- TEXT PASSAGE:

SUPERCONDUCTING BALLS, a new phenomenon, have been observed by physicists at Southern Illinois University. Rongjia Tao (618-536-2117, rtao@physics.siu.edu) and his colleagues began by wanting to observe the motion of micron-sized copper oxide (e.g., Br-Sr-Ca-Cu-O) superconducting particles (suspended in liquid nitrogen) in an electric field running between two electrodes. Metal particles in this situation would bounce between the two electrodes or tend to line up; after all, an electric field helps to define a preferred direction in space. The superconducting particles ignored this hint and, to the researchers' great surprise, formed themselves into a ball. The ball, about .25 mm across and containing over a million particles, formed quickly and was quite sturdy, surviving constant collisions with the electrodes (see figure at Physics News Graphics).

- TASK DETAILS: Reproduce the superconducting-balls passage word for word, between "SUPERCONDUCTING BALLS, a" and "Physics News Graphics).", inclusive.

- INFORMATION SUPPLIED:
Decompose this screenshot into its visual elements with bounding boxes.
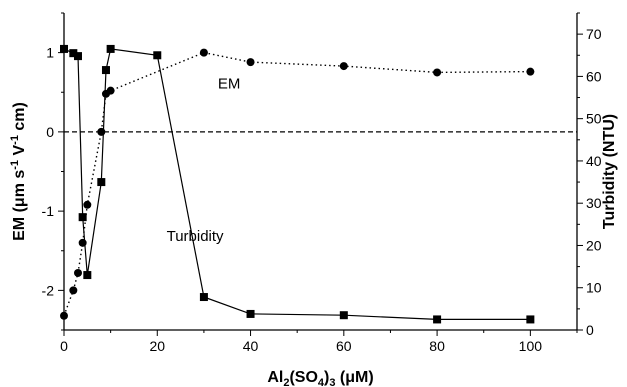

...

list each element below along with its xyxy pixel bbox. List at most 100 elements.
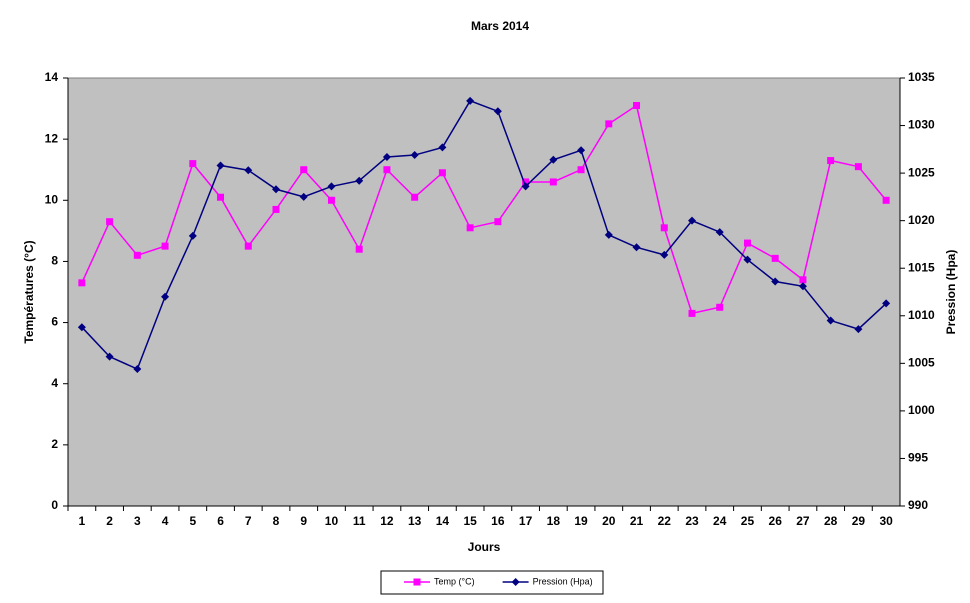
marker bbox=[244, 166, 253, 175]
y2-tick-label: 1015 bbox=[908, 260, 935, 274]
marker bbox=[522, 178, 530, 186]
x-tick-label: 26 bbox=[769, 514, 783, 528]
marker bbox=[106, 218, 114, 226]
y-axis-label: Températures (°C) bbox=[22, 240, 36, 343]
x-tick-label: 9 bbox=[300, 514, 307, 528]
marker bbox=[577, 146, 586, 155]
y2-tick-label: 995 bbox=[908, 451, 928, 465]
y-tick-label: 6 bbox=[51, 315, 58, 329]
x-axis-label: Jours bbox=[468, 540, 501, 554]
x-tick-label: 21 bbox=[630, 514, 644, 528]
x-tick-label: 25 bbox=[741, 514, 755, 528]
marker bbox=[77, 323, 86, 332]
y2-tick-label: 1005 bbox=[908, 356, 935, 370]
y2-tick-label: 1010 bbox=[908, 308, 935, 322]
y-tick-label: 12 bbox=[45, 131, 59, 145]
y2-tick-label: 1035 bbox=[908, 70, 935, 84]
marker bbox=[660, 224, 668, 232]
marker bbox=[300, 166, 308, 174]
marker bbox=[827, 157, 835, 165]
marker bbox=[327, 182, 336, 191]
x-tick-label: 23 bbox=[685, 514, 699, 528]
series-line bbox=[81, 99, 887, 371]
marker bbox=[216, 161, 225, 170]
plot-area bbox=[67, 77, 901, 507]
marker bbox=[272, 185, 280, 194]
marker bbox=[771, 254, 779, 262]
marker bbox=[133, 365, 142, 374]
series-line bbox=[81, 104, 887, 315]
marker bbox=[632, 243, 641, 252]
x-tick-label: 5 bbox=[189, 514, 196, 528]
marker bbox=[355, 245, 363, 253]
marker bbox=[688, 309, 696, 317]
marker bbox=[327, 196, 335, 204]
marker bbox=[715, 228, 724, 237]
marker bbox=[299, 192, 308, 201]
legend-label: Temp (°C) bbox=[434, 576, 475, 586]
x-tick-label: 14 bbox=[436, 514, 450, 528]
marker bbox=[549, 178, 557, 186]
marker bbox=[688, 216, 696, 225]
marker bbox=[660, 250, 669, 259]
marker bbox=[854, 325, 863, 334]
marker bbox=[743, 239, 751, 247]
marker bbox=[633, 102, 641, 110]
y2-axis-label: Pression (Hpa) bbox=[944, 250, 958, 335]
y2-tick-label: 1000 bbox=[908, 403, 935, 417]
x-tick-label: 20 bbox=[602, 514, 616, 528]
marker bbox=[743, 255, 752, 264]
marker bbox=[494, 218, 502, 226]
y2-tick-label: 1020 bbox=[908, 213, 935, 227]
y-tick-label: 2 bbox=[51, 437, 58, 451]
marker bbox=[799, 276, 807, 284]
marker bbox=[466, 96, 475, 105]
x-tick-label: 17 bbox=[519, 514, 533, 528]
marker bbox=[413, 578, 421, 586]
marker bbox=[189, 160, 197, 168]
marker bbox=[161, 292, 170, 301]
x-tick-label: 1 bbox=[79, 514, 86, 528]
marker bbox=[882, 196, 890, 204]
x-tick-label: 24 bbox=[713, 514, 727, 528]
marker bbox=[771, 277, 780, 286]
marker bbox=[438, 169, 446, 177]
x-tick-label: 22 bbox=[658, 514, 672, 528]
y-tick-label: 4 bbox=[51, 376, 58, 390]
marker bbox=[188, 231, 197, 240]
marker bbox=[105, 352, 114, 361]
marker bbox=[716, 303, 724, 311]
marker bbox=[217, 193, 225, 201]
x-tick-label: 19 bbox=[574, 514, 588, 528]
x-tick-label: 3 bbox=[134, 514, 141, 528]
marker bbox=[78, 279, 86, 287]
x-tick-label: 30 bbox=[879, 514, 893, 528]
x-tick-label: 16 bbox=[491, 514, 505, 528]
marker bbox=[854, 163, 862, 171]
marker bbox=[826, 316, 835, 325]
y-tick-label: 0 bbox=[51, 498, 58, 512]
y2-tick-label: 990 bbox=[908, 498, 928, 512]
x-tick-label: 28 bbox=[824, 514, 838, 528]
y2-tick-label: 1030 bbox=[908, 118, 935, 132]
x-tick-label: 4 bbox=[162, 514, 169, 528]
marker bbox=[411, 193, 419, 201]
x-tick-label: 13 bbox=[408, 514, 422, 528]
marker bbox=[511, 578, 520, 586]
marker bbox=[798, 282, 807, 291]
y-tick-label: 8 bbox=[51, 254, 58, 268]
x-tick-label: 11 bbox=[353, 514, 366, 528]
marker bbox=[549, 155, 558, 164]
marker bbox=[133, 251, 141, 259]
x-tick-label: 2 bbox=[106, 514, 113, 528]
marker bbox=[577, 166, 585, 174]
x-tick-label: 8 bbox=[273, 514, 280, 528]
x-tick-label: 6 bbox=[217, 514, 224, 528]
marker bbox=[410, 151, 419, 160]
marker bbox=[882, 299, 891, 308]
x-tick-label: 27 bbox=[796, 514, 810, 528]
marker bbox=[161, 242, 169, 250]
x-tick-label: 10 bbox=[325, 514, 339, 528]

--

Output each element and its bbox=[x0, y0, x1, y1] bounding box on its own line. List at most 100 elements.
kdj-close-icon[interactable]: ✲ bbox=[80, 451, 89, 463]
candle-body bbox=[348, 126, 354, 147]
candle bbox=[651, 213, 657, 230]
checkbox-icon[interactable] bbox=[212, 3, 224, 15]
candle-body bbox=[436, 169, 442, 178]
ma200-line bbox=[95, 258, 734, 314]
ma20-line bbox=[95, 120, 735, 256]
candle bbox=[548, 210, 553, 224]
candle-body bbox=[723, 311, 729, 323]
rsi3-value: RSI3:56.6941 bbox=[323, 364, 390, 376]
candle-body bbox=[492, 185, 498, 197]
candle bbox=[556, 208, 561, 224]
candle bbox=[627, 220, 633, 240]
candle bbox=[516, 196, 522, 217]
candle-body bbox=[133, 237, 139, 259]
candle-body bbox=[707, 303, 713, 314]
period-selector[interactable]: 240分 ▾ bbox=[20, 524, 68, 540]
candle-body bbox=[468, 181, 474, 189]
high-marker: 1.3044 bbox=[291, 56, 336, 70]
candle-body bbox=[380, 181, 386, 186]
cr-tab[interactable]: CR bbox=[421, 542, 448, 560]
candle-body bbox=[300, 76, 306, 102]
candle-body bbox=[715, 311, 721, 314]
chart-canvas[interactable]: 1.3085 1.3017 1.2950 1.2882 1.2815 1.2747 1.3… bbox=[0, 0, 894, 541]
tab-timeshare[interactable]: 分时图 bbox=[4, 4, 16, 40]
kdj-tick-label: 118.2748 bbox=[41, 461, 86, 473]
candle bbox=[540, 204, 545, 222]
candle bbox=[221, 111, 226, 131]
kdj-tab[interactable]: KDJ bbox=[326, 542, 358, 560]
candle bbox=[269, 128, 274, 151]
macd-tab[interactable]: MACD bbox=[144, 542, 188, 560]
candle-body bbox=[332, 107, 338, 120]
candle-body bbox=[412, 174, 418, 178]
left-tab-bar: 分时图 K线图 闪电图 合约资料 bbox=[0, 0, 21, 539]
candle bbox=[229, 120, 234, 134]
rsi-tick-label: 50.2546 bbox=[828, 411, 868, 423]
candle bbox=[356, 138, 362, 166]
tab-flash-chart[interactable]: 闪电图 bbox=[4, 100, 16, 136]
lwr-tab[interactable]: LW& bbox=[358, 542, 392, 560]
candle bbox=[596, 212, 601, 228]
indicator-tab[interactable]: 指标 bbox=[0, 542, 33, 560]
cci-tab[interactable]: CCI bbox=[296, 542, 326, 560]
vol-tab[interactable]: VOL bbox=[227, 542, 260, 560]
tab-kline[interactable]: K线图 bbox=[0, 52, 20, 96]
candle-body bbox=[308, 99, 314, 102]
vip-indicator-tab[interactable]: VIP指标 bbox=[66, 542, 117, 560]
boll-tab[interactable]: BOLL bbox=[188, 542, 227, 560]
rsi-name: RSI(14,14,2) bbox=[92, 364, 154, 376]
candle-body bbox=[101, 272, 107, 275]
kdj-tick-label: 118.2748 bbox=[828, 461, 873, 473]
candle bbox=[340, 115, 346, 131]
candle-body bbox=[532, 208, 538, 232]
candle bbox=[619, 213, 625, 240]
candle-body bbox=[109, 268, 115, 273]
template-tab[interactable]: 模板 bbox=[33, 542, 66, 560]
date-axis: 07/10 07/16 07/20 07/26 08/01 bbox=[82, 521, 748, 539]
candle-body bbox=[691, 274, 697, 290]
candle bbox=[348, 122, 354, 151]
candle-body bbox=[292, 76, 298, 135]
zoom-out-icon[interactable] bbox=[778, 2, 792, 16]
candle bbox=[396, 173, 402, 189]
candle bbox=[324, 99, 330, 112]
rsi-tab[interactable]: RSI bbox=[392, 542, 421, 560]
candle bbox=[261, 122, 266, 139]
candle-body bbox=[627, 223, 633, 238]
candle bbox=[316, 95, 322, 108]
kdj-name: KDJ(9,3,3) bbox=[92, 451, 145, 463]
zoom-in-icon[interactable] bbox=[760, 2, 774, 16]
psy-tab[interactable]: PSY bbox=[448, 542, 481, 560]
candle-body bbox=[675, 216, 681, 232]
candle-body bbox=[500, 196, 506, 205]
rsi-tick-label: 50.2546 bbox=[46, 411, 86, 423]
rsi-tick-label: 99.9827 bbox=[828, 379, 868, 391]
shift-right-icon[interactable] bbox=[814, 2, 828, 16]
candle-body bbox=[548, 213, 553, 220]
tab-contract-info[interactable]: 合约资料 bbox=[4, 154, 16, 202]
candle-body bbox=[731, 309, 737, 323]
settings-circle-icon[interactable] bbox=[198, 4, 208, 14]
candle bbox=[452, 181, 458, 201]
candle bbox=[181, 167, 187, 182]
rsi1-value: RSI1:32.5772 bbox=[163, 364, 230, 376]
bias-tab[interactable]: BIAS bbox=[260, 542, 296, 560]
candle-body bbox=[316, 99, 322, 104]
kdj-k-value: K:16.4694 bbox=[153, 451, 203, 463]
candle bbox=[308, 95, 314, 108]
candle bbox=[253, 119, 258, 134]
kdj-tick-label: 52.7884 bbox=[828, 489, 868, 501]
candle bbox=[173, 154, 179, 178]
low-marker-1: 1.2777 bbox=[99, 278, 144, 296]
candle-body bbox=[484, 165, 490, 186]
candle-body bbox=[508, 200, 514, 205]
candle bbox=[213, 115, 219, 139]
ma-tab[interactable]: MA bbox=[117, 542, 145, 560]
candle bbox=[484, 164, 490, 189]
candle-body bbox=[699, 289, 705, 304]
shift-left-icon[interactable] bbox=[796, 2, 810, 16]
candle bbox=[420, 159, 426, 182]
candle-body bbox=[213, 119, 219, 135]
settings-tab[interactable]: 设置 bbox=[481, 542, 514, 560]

- RESPONSE TO THE EXERCISE:
SUPERCONDUCTING BALLS, a new phenomenon, have been observed by physicists at Southern Illinois University. Rongjia Tao (618-536-2117, rtao@physics.siu.edu) and his colleagues began by wanting to observe the motion of micron-sized copper oxide (e.g., Br-Sr-Ca-Cu-O) superconducting particles (suspended in liquid nitrogen) in an electric field running between two electrodes. Metal particles in this situation would bounce between the two electrodes or tend to line up; after all, an electric field helps to define a preferred direction in space. The superconducting particles ignored this hint and, to the researchers' great surprise, formed themselves into a ball. The ball, about .25 mm across and containing over a million particles, formed quickly and was quite sturdy, surviving constant collisions with the electrodes (see figure at Physics News Graphics).